:: Set task ::
Repeat every record below exactly, omitting any pictures.

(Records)
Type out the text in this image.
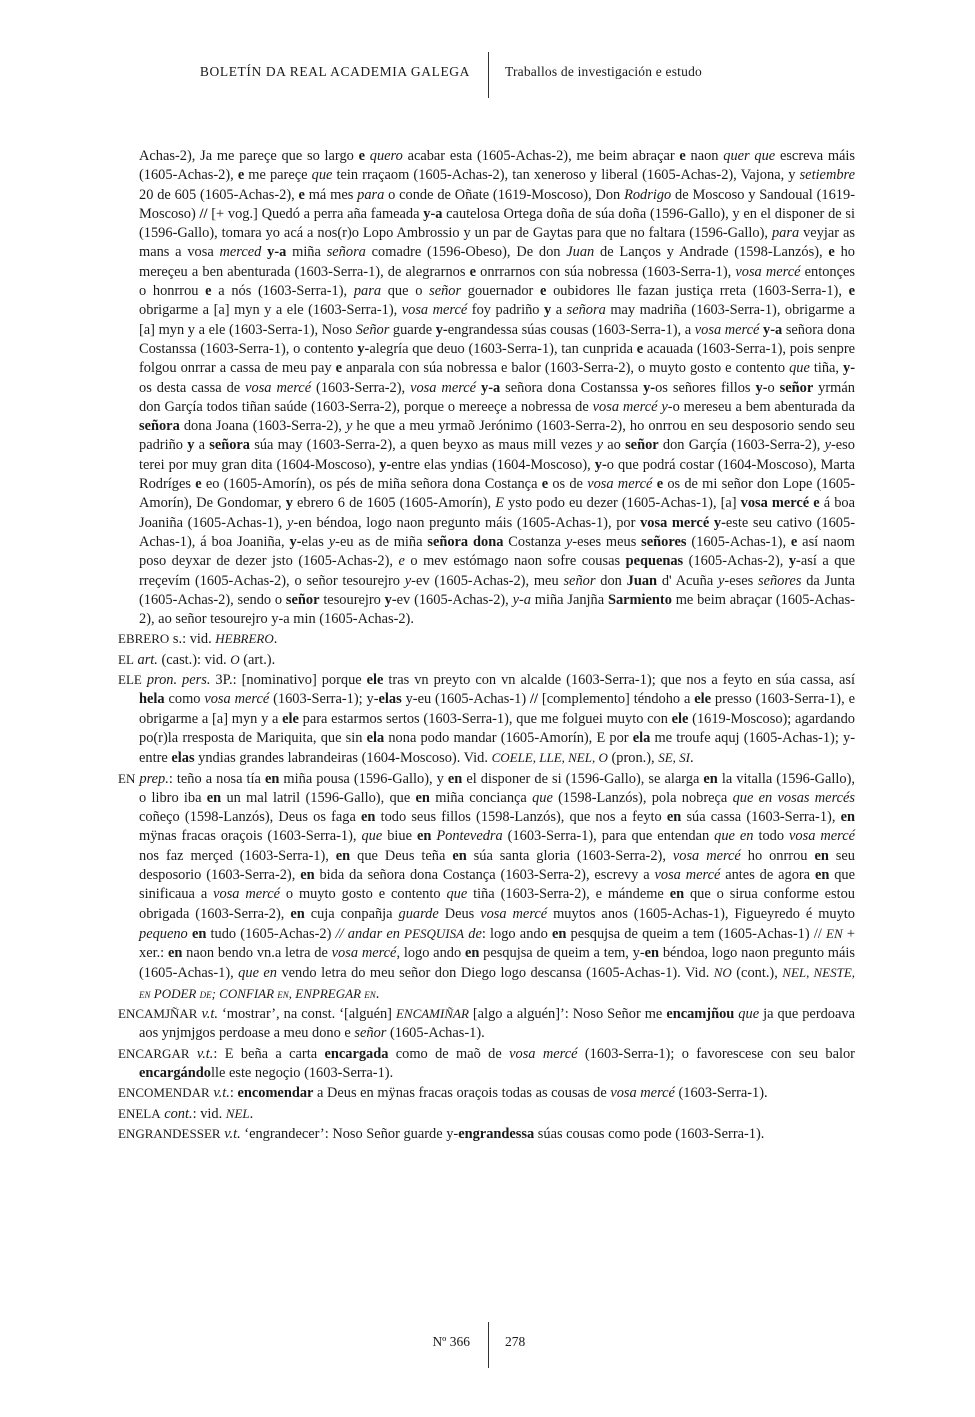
BOLETÍN DA REAL ACADEMIA GALEGA	Traballos de investigación e estudo

Achas-2), Ja me pareçe que so largo e quero acabar esta (1605-Achas-2), me beim abraçar e naon quer que escreva máis (1605-Achas-2), e me pareçe que tein rraçaom (1605-Achas-2), tan xeneroso y liberal (1605-Achas-2), Vajona, y setiembre 20 de 605 (1605-Achas-2), e má mes para o conde de Oñate (1619-Moscoso), Don Rodrigo de Moscoso y Sandoual (1619-Moscoso) // [+ vog.] Quedó a perra aña fameada y-a cautelosa Ortega doña de súa doña (1596-Gallo), y en el disponer de si (1596-Gallo), tomara yo acá a nos(r)o Lopo Ambrossio y un par de Gaytas para que no faltara (1596-Gallo), para veyjar as mans a vosa merced y-a miña señora comadre (1596-Obeso), De don Juan de Lanços y Andrade (1598-Lanzós), e ho mereçeu a ben abenturada (1603-Serra-1), de alegrarnos e onrrarnos con súa nobressa (1603-Serra-1), vosa mercé entonçes o honrrou e a nós (1603-Serra-1), para que o señor gouernador e oubidores lle fazan justiça rreta (1603-Serra-1), e obrigarme a [a] myn y a ele (1603-Serra-1), vosa mercé foy padriño y a señora may madriña (1603-Serra-1), obrigarme a [a] myn y a ele (1603-Serra-1), Noso Señor guarde y-engrandessa súas cousas (1603-Serra-1), a vosa mercé y-a señora dona Costanssa (1603-Serra-1), o contento y-alegría que deuo (1603-Serra-1), tan cunprida e acauada (1603-Serra-1), pois senpre folgou onrrar a cassa de meu pay e anparala con súa nobressa e balor (1603-Serra-2), o muyto gosto e contento que tiña, y-os desta cassa de vosa mercé (1603-Serra-2), vosa mercé y-a señora dona Costanssa y-os señores fillos y-o señor yrmán don Garçía todos tiñan saúde (1603-Serra-2), porque o mereeçe a nobressa de vosa mercé y-o mereseu a bem abenturada da señora dona Joana (1603-Serra-2), y he que a meu yrmaõ Jerónimo (1603-Serra-2), ho onrrou en seu desposorio sendo seu padriño y a señora súa may (1603-Serra-2), a quen beyxo as maus mill vezes y ao señor don Garçía (1603-Serra-2), y-eso terei por muy gran dita (1604-Moscoso), y-entre elas yndias (1604-Moscoso), y-o que podrá costar (1604-Moscoso), Marta Rodríges e eo (1605-Amorín), os pés de miña señora dona Costança e os de vosa mercé e os de mi señor don Lope (1605-Amorín), De Gondomar, y ebrero 6 de 1605 (1605-Amorín), E ysto podo eu dezer (1605-Achas-1), [a] vosa mercé e á boa Joaniña (1605-Achas-1), y-en béndoa, logo naon pregunto máis (1605-Achas-1), por vosa mercé y-este seu cativo (1605-Achas-1), á boa Joaniña, y-elas y-eu as de miña señora dona Costanza y-eses meus señores (1605-Achas-1), e así naom poso deyxar de dezer jsto (1605-Achas-2), e o mev estómago naon sofre cousas pequenas (1605-Achas-2), y-así a que rreçevím (1605-Achas-2), o señor tesourejro y-ev (1605-Achas-2), meu señor don Juan d' Acuña y-eses señores da Junta (1605-Achas-2), sendo o señor tesourejro y-ev (1605-Achas-2), y-a miña Janjña Sarmiento me beim abraçar (1605-Achas-2), ao señor tesourejro y-a min (1605-Achas-2).

EBRERO s.: vid. HEBRERO.

EL art. (cast.): vid. O (art.).

ELE pron. pers. 3P.: [nominativo] porque ele tras vn preyto con vn alcalde (1603-Serra-1); que nos a feyto en súa cassa, así hela como vosa mercé (1603-Serra-1); y-elas y-eu (1605-Achas-1) // [complemento] téndoho a ele presso (1603-Serra-1), e obrigarme a [a] myn y a ele para estarmos sertos (1603-Serra-1), que me folguei muyto con ele (1619-Moscoso); agardando po(r)la rresposta de Mariquita, que sin ela nona podo mandar (1605-Amorín), E por ela me troufe aquj (1605-Achas-1); y-entre elas yndias grandes labrandeiras (1604-Moscoso). Vid. COELE, LLE, NEL, O (pron.), SE, SI.

EN prep.: teño a nosa tía en miña pousa (1596-Gallo), y en el disponer de si (1596-Gallo), se alarga en la vitalla (1596-Gallo), o libro iba en un mal latril (1596-Gallo), que en miña conciança que (1598-Lanzós), pola nobreça que en vosas mercés coñeço (1598-Lanzós), Deus os faga en todo seus fillos (1598-Lanzós), que nos a feyto en súa cassa (1603-Serra-1), en mÿnas fracas oraçois (1603-Serra-1), que biue en Pontevedra (1603-Serra-1), para que entendan que en todo vosa mercé nos faz merçed (1603-Serra-1), en que Deus teña en súa santa gloria (1603-Serra-2), vosa mercé ho onrrou en seu desposorio (1603-Serra-2), en bida da señora dona Costança (1603-Serra-2), escrevy a vosa mercé antes de agora en que sinificaua a vosa mercé o muyto gosto e contento que tiña (1603-Serra-2), e mándeme en que o sirua conforme estou obrigada (1603-Serra-2), en cuja conpañja guarde Deus vosa mercé muytos anos (1605-Achas-1), Figueyredo é muyto pequeno en tudo (1605-Achas-2) // andar en PESQUISA de: logo ando en pesqujsa de queim a tem (1605-Achas-1) // EN + xer.: en naon bendo vn.a letra de vosa mercé, logo ando en pesqujsa de queim a tem, y-en béndoa, logo naon pregunto máis (1605-Achas-1), que en vendo letra do meu señor don Diego logo descansa (1605-Achas-1). Vid. NO (cont.), NEL, NESTE, en PODER de; CONFIAR en, ENPREGAR en.

ENCAMJÑAR v.t. ‘mostrar’, na const. ‘[alguén] ENCAMIÑAR [algo a alguén]’: Noso Señor me encamjñou que ja que perdoava aos ynjmjgos perdoase a meu dono e señor (1605-Achas-1).

ENCARGAR v.t.: E beña a carta encargada como de maõ de vosa mercé (1603-Serra-1); o favorescese con seu balor encargándolle este negoçio (1603-Serra-1).

ENCOMENDAR v.t.: encomendar a Deus en mÿnas fracas oraçois todas as cousas de vosa mercé (1603-Serra-1).

ENELA cont.: vid. NEL.

ENGRANDESSER v.t. ‘engrandecer’: Noso Señor guarde y-engrandessa súas cousas como pode (1603-Serra-1).

Nº 366	278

:: Result of the task ::
Type out the text in this image.
BOLETÍN DA REAL ACADEMIA GALEGA	Traballos de investigación e estudo

Achas-2), Ja me pareçe que so largo e quero acabar esta (1605-Achas-2), me beim abraçar e naon quer que escreva máis (1605-Achas-2), e me pareçe que tein rraçaom (1605-Achas-2), tan xeneroso y liberal (1605-Achas-2), Vajona, y setiembre 20 de 605 (1605-Achas-2), e má mes para o conde de Oñate (1619-Moscoso), Don Rodrigo de Moscoso y Sandoual (1619-Moscoso) // [+ vog.] Quedó a perra aña fameada y-a cautelosa Ortega doña de súa doña (1596-Gallo), y en el disponer de si (1596-Gallo), tomara yo acá a nos(r)o Lopo Ambrossio y un par de Gaytas para que no faltara (1596-Gallo), para veyjar as mans a vosa merced y-a miña señora comadre (1596-Obeso), De don Juan de Lanços y Andrade (1598-Lanzós), e ho mereçeu a ben abenturada (1603-Serra-1), de alegrarnos e onrrarnos con súa nobressa (1603-Serra-1), vosa mercé entonçes o honrrou e a nós (1603-Serra-1), para que o señor gouernador e oubidores lle fazan justiça rreta (1603-Serra-1), e obrigarme a [a] myn y a ele (1603-Serra-1), vosa mercé foy padriño y a señora may madriña (1603-Serra-1), obrigarme a [a] myn y a ele (1603-Serra-1), Noso Señor guarde y-engrandessa súas cousas (1603-Serra-1), a vosa mercé y-a señora dona Costanssa (1603-Serra-1), o contento y-alegría que deuo (1603-Serra-1), tan cunprida e acauada (1603-Serra-1), pois senpre folgou onrrar a cassa de meu pay e anparala con súa nobressa e balor (1603-Serra-2), o muyto gosto e contento que tiña, y-os desta cassa de vosa mercé (1603-Serra-2), vosa mercé y-a señora dona Costanssa y-os señores fillos y-o señor yrmán don Garçía todos tiñan saúde (1603-Serra-2), porque o mereeçe a nobressa de vosa mercé y-o mereseu a bem abenturada da señora dona Joana (1603-Serra-2), y he que a meu yrmaõ Jerónimo (1603-Serra-2), ho onrrou en seu desposorio sendo seu padriño y a señora súa may (1603-Serra-2), a quen beyxo as maus mill vezes y ao señor don Garçía (1603-Serra-2), y-eso terei por muy gran dita (1604-Moscoso), y-entre elas yndias (1604-Moscoso), y-o que podrá costar (1604-Moscoso), Marta Rodríges e eo (1605-Amorín), os pés de miña señora dona Costança e os de vosa mercé e os de mi señor don Lope (1605-Amorín), De Gondomar, y ebrero 6 de 1605 (1605-Amorín), E ysto podo eu dezer (1605-Achas-1), [a] vosa mercé e á boa Joaniña (1605-Achas-1), y-en béndoa, logo naon pregunto máis (1605-Achas-1), por vosa mercé y-este seu cativo (1605-Achas-1), á boa Joaniña, y-elas y-eu as de miña señora dona Costanza y-eses meus señores (1605-Achas-1), e así naom poso deyxar de dezer jsto (1605-Achas-2), e o mev estómago naon sofre cousas pequenas (1605-Achas-2), y-así a que rreçevím (1605-Achas-2), o señor tesourejro y-ev (1605-Achas-2), meu señor don Juan d' Acuña y-eses señores da Junta (1605-Achas-2), sendo o señor tesourejro y-ev (1605-Achas-2), y-a miña Janjña Sarmiento me beim abraçar (1605-Achas-2), ao señor tesourejro y-a min (1605-Achas-2).

EBRERO s.: vid. HEBRERO.

EL art. (cast.): vid. O (art.).

ELE pron. pers. 3P.: [nominativo] porque ele tras vn preyto con vn alcalde (1603-Serra-1); que nos a feyto en súa cassa, así hela como vosa mercé (1603-Serra-1); y-elas y-eu (1605-Achas-1) // [complemento] téndoho a ele presso (1603-Serra-1), e obrigarme a [a] myn y a ele para estarmos sertos (1603-Serra-1), que me folguei muyto con ele (1619-Moscoso); agardando po(r)la rresposta de Mariquita, que sin ela nona podo mandar (1605-Amorín), E por ela me troufe aquj (1605-Achas-1); y-entre elas yndias grandes labrandeiras (1604-Moscoso). Vid. COELE, LLE, NEL, O (pron.), SE, SI.

EN prep.: teño a nosa tía en miña pousa (1596-Gallo), y en el disponer de si (1596-Gallo), se alarga en la vitalla (1596-Gallo), o libro iba en un mal latril (1596-Gallo), que en miña conciança que (1598-Lanzós), pola nobreça que en vosas mercés coñeço (1598-Lanzós), Deus os faga en todo seus fillos (1598-Lanzós), que nos a feyto en súa cassa (1603-Serra-1), en mÿnas fracas oraçois (1603-Serra-1), que biue en Pontevedra (1603-Serra-1), para que entendan que en todo vosa mercé nos faz merçed (1603-Serra-1), en que Deus teña en súa santa gloria (1603-Serra-2), vosa mercé ho onrrou en seu desposorio (1603-Serra-2), en bida da señora dona Costança (1603-Serra-2), escrevy a vosa mercé antes de agora en que sinificaua a vosa mercé o muyto gosto e contento que tiña (1603-Serra-2), e mándeme en que o sirua conforme estou obrigada (1603-Serra-2), en cuja conpañja guarde Deus vosa mercé muytos anos (1605-Achas-1), Figueyredo é muyto pequeno en tudo (1605-Achas-2) // andar en PESQUISA de: logo ando en pesqujsa de queim a tem (1605-Achas-1) // EN + xer.: en naon bendo vn.a letra de vosa mercé, logo ando en pesqujsa de queim a tem, y-en béndoa, logo naon pregunto máis (1605-Achas-1), que en vendo letra do meu señor don Diego logo descansa (1605-Achas-1). Vid. NO (cont.), NEL, NESTE, en PODER de; CONFIAR en, ENPREGAR en.

ENCAMJÑAR v.t. ‘mostrar’, na const. ‘[alguén] ENCAMIÑAR [algo a alguén]’: Noso Señor me encamjñou que ja que perdoava aos ynjmjgos perdoase a meu dono e señor (1605-Achas-1).

ENCARGAR v.t.: E beña a carta encargada como de maõ de vosa mercé (1603-Serra-1); o favorescese con seu balor encargándolle este negoçio (1603-Serra-1).

ENCOMENDAR v.t.: encomendar a Deus en mÿnas fracas oraçois todas as cousas de vosa mercé (1603-Serra-1).

ENELA cont.: vid. NEL.

ENGRANDESSER v.t. ‘engrandecer’: Noso Señor guarde y-engrandessa súas cousas como pode (1603-Serra-1).

Nº 366	278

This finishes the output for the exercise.